---------- Supplied material ----------

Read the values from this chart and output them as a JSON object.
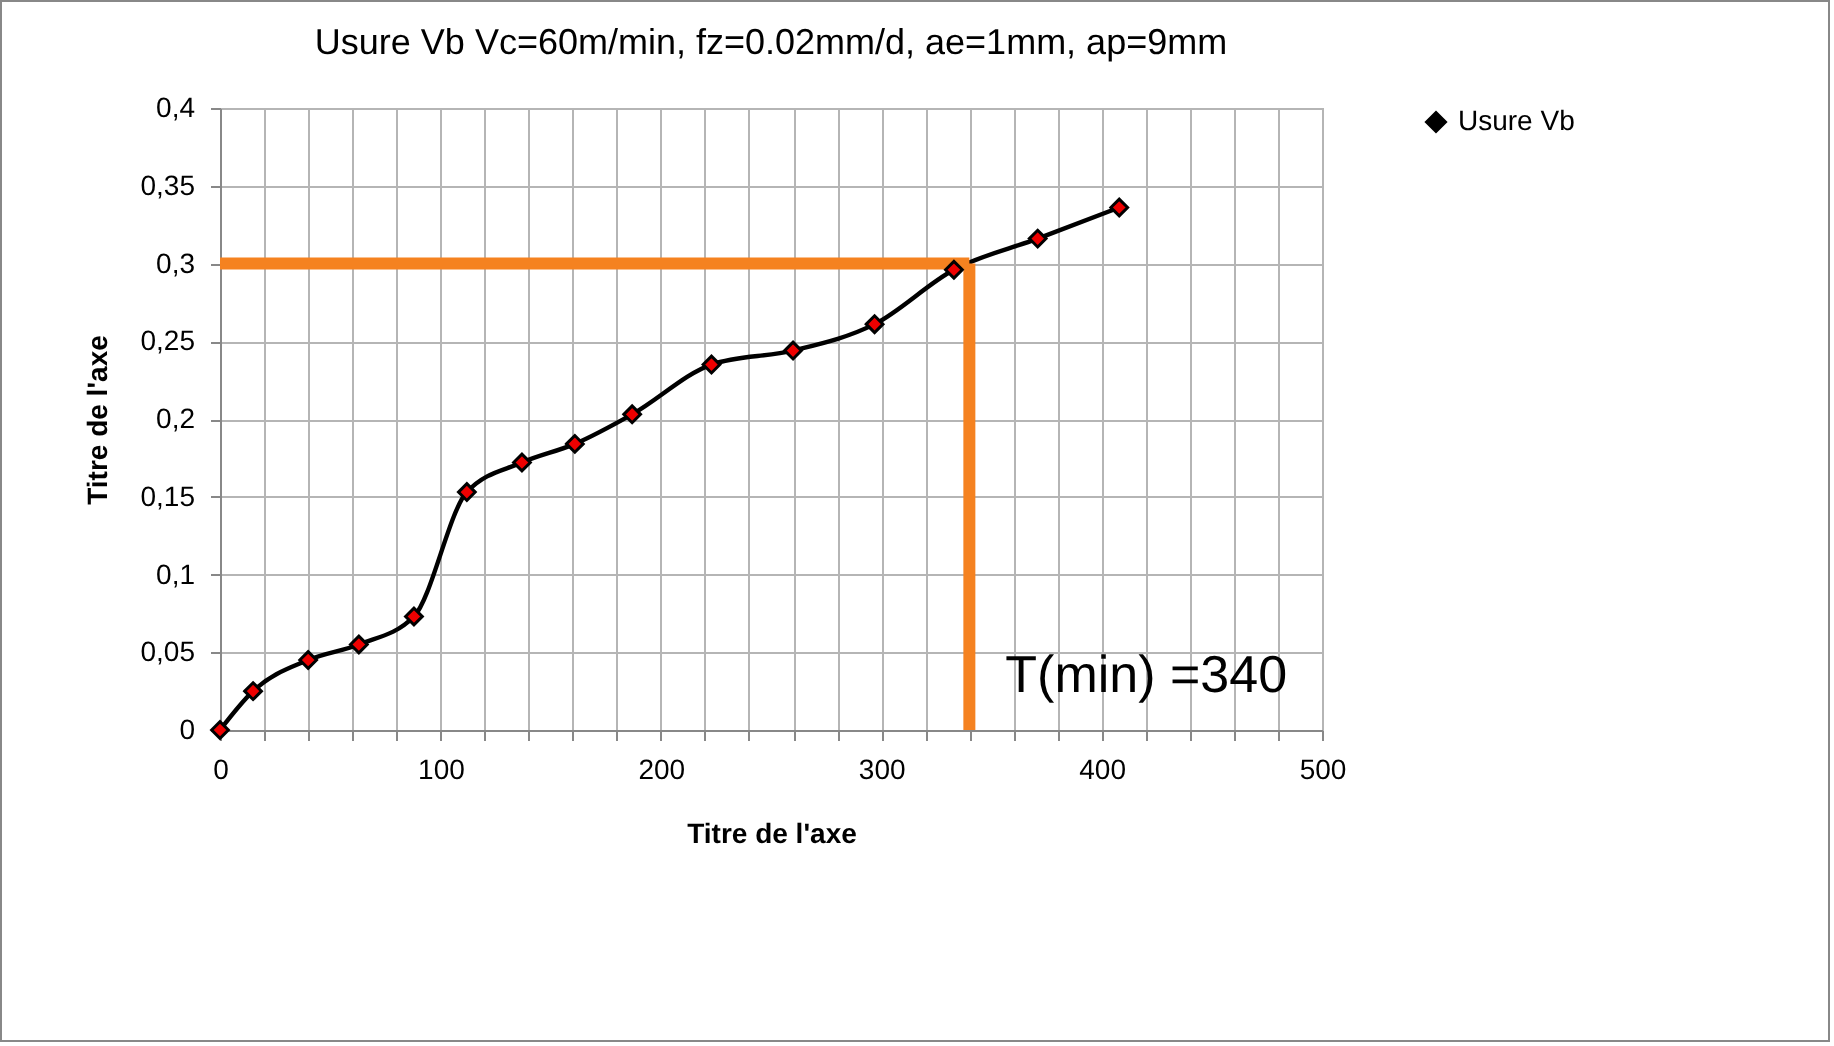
{
  "chart_data": {
    "type": "line",
    "title": "Usure Vb Vc=60m/min, fz=0.02mm/d, ae=1mm, ap=9mm",
    "xlabel": "Titre de l'axe",
    "ylabel": "Titre de l'axe",
    "series": [
      {
        "name": "Usure Vb",
        "color": "#000000",
        "x": [
          0,
          15,
          40,
          63,
          88,
          112,
          137,
          161,
          187,
          223,
          260,
          297,
          333,
          371,
          408
        ],
        "values": [
          0,
          0.025,
          0.045,
          0.055,
          0.073,
          0.153,
          0.172,
          0.184,
          0.203,
          0.235,
          0.244,
          0.261,
          0.296,
          0.316,
          0.336
        ]
      }
    ],
    "xlim": [
      0,
      500
    ],
    "xticks": [
      0,
      {
        "value": 20,
        "label": null
      },
      {
        "value": 40,
        "label": null
      },
      {
        "value": 60,
        "label": null
      },
      {
        "value": 80,
        "label": null
      },
      100,
      {
        "value": 120,
        "label": null
      },
      {
        "value": 140,
        "label": null
      },
      {
        "value": 160,
        "label": null
      },
      {
        "value": 180,
        "label": null
      },
      200,
      {
        "value": 220,
        "label": null
      },
      {
        "value": 240,
        "label": null
      },
      {
        "value": 260,
        "label": null
      },
      {
        "value": 280,
        "label": null
      },
      300,
      {
        "value": 320,
        "label": null
      },
      {
        "value": 340,
        "label": null
      },
      {
        "value": 360,
        "label": null
      },
      {
        "value": 380,
        "label": null
      },
      400,
      {
        "value": 420,
        "label": null
      },
      {
        "value": 440,
        "label": null
      },
      {
        "value": 460,
        "label": null
      },
      {
        "value": 480,
        "label": null
      },
      500
    ],
    "ylim": [
      0,
      0.4
    ],
    "yticks": [
      0,
      {
        "value": 0.05,
        "label": "0,05"
      },
      {
        "value": 0.1,
        "label": "0,1"
      },
      {
        "value": 0.15,
        "label": "0,15"
      },
      {
        "value": 0.2,
        "label": "0,2"
      },
      {
        "value": 0.25,
        "label": "0,25"
      },
      {
        "value": 0.3,
        "label": "0,3"
      },
      {
        "value": 0.35,
        "label": "0,35"
      },
      {
        "value": 0.4,
        "label": "0,4"
      }
    ],
    "ref_lines": [
      {
        "axis": "y",
        "value": 0.3,
        "color": "#f58220"
      },
      {
        "axis": "x",
        "value": 340,
        "label": "T(min) =340",
        "color": "#f58220"
      }
    ],
    "grid": true,
    "legend": "right",
    "marker": "diamond",
    "line_style": "solid"
  }
}
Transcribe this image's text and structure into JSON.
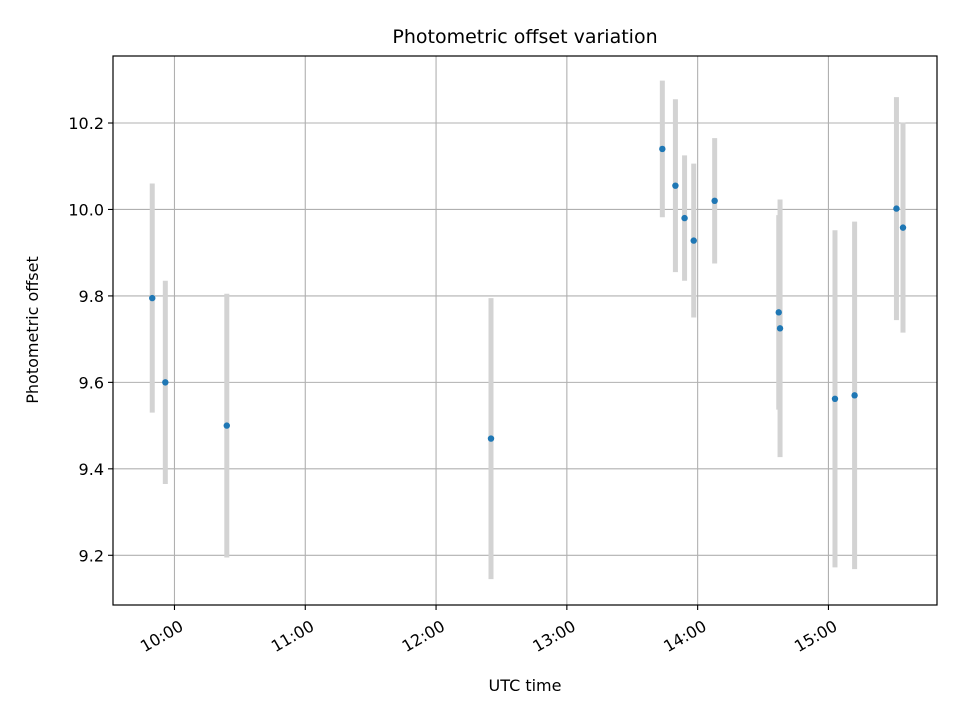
{
  "chart_data": {
    "type": "scatter",
    "title": "Photometric offset variation",
    "xlabel": "UTC time",
    "ylabel": "Photometric offset",
    "xlim": [
      9.53,
      15.83
    ],
    "ylim": [
      9.085,
      10.355
    ],
    "grid": true,
    "x_ticks": [
      {
        "value": 10,
        "label": "10:00"
      },
      {
        "value": 11,
        "label": "11:00"
      },
      {
        "value": 12,
        "label": "12:00"
      },
      {
        "value": 13,
        "label": "13:00"
      },
      {
        "value": 14,
        "label": "14:00"
      },
      {
        "value": 15,
        "label": "15:00"
      }
    ],
    "y_ticks": [
      {
        "value": 9.2,
        "label": "9.2"
      },
      {
        "value": 9.4,
        "label": "9.4"
      },
      {
        "value": 9.6,
        "label": "9.6"
      },
      {
        "value": 9.8,
        "label": "9.8"
      },
      {
        "value": 10.0,
        "label": "10.0"
      },
      {
        "value": 10.2,
        "label": "10.2"
      }
    ],
    "points_color": "#1f77b4",
    "errorbar_color": "#d3d3d3",
    "points": [
      {
        "x": 9.83,
        "y": 9.795,
        "err": 0.265
      },
      {
        "x": 9.93,
        "y": 9.6,
        "err": 0.235
      },
      {
        "x": 10.4,
        "y": 9.5,
        "err": 0.305
      },
      {
        "x": 12.42,
        "y": 9.47,
        "err": 0.325
      },
      {
        "x": 13.73,
        "y": 10.14,
        "err": 0.158
      },
      {
        "x": 13.83,
        "y": 10.055,
        "err": 0.2
      },
      {
        "x": 13.9,
        "y": 9.98,
        "err": 0.145
      },
      {
        "x": 13.97,
        "y": 9.928,
        "err": 0.178
      },
      {
        "x": 14.13,
        "y": 10.02,
        "err": 0.145
      },
      {
        "x": 14.62,
        "y": 9.762,
        "err": 0.225
      },
      {
        "x": 14.63,
        "y": 9.725,
        "err": 0.298
      },
      {
        "x": 15.05,
        "y": 9.562,
        "err": 0.39
      },
      {
        "x": 15.2,
        "y": 9.57,
        "err": 0.402
      },
      {
        "x": 15.52,
        "y": 10.002,
        "err": 0.258
      },
      {
        "x": 15.57,
        "y": 9.958,
        "err": 0.243
      }
    ]
  }
}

----------

▶ [What to work on]:
Skip the pictures and transcribe the rest of the records exactly.

▶ [Result for this task]:
Read the values from this chart and output them as a JSON object.
{
  "chart_data": {
    "type": "line",
    "title": "Usure Vb Vc=60m/min, fz=0.02mm/d, ae=1mm, ap=9mm",
    "xlabel": "Titre de l'axe",
    "ylabel": "Titre de l'axe",
    "series": [
      {
        "name": "Usure Vb",
        "color": "#000000",
        "x": [
          0,
          15,
          40,
          63,
          88,
          112,
          137,
          161,
          187,
          223,
          260,
          297,
          333,
          371,
          408
        ],
        "values": [
          0,
          0.025,
          0.045,
          0.055,
          0.073,
          0.153,
          0.172,
          0.184,
          0.203,
          0.235,
          0.244,
          0.261,
          0.296,
          0.316,
          0.336
        ]
      }
    ],
    "xlim": [
      0,
      500
    ],
    "xticks": [
      0,
      {
        "value": 20,
        "label": null
      },
      {
        "value": 40,
        "label": null
      },
      {
        "value": 60,
        "label": null
      },
      {
        "value": 80,
        "label": null
      },
      100,
      {
        "value": 120,
        "label": null
      },
      {
        "value": 140,
        "label": null
      },
      {
        "value": 160,
        "label": null
      },
      {
        "value": 180,
        "label": null
      },
      200,
      {
        "value": 220,
        "label": null
      },
      {
        "value": 240,
        "label": null
      },
      {
        "value": 260,
        "label": null
      },
      {
        "value": 280,
        "label": null
      },
      300,
      {
        "value": 320,
        "label": null
      },
      {
        "value": 340,
        "label": null
      },
      {
        "value": 360,
        "label": null
      },
      {
        "value": 380,
        "label": null
      },
      400,
      {
        "value": 420,
        "label": null
      },
      {
        "value": 440,
        "label": null
      },
      {
        "value": 460,
        "label": null
      },
      {
        "value": 480,
        "label": null
      },
      500
    ],
    "ylim": [
      0,
      0.4
    ],
    "yticks": [
      0,
      {
        "value": 0.05,
        "label": "0,05"
      },
      {
        "value": 0.1,
        "label": "0,1"
      },
      {
        "value": 0.15,
        "label": "0,15"
      },
      {
        "value": 0.2,
        "label": "0,2"
      },
      {
        "value": 0.25,
        "label": "0,25"
      },
      {
        "value": 0.3,
        "label": "0,3"
      },
      {
        "value": 0.35,
        "label": "0,35"
      },
      {
        "value": 0.4,
        "label": "0,4"
      }
    ],
    "ref_lines": [
      {
        "axis": "y",
        "value": 0.3,
        "color": "#f58220"
      },
      {
        "axis": "x",
        "value": 340,
        "label": "T(min) =340",
        "color": "#f58220"
      }
    ],
    "grid": true,
    "legend": "right",
    "marker": "diamond",
    "line_style": "solid"
  }
}
Transcribe this image's text and structure into JSON.
{
  "chart_data": {
    "type": "scatter",
    "title": "Photometric offset variation",
    "xlabel": "UTC time",
    "ylabel": "Photometric offset",
    "xlim": [
      9.53,
      15.83
    ],
    "ylim": [
      9.085,
      10.355
    ],
    "grid": true,
    "x_ticks": [
      {
        "value": 10,
        "label": "10:00"
      },
      {
        "value": 11,
        "label": "11:00"
      },
      {
        "value": 12,
        "label": "12:00"
      },
      {
        "value": 13,
        "label": "13:00"
      },
      {
        "value": 14,
        "label": "14:00"
      },
      {
        "value": 15,
        "label": "15:00"
      }
    ],
    "y_ticks": [
      {
        "value": 9.2,
        "label": "9.2"
      },
      {
        "value": 9.4,
        "label": "9.4"
      },
      {
        "value": 9.6,
        "label": "9.6"
      },
      {
        "value": 9.8,
        "label": "9.8"
      },
      {
        "value": 10.0,
        "label": "10.0"
      },
      {
        "value": 10.2,
        "label": "10.2"
      }
    ],
    "points_color": "#1f77b4",
    "errorbar_color": "#d3d3d3",
    "points": [
      {
        "x": 9.83,
        "y": 9.795,
        "err": 0.265
      },
      {
        "x": 9.93,
        "y": 9.6,
        "err": 0.235
      },
      {
        "x": 10.4,
        "y": 9.5,
        "err": 0.305
      },
      {
        "x": 12.42,
        "y": 9.47,
        "err": 0.325
      },
      {
        "x": 13.73,
        "y": 10.14,
        "err": 0.158
      },
      {
        "x": 13.83,
        "y": 10.055,
        "err": 0.2
      },
      {
        "x": 13.9,
        "y": 9.98,
        "err": 0.145
      },
      {
        "x": 13.97,
        "y": 9.928,
        "err": 0.178
      },
      {
        "x": 14.13,
        "y": 10.02,
        "err": 0.145
      },
      {
        "x": 14.62,
        "y": 9.762,
        "err": 0.225
      },
      {
        "x": 14.63,
        "y": 9.725,
        "err": 0.298
      },
      {
        "x": 15.05,
        "y": 9.562,
        "err": 0.39
      },
      {
        "x": 15.2,
        "y": 9.57,
        "err": 0.402
      },
      {
        "x": 15.52,
        "y": 10.002,
        "err": 0.258
      },
      {
        "x": 15.57,
        "y": 9.958,
        "err": 0.243
      }
    ]
  }
}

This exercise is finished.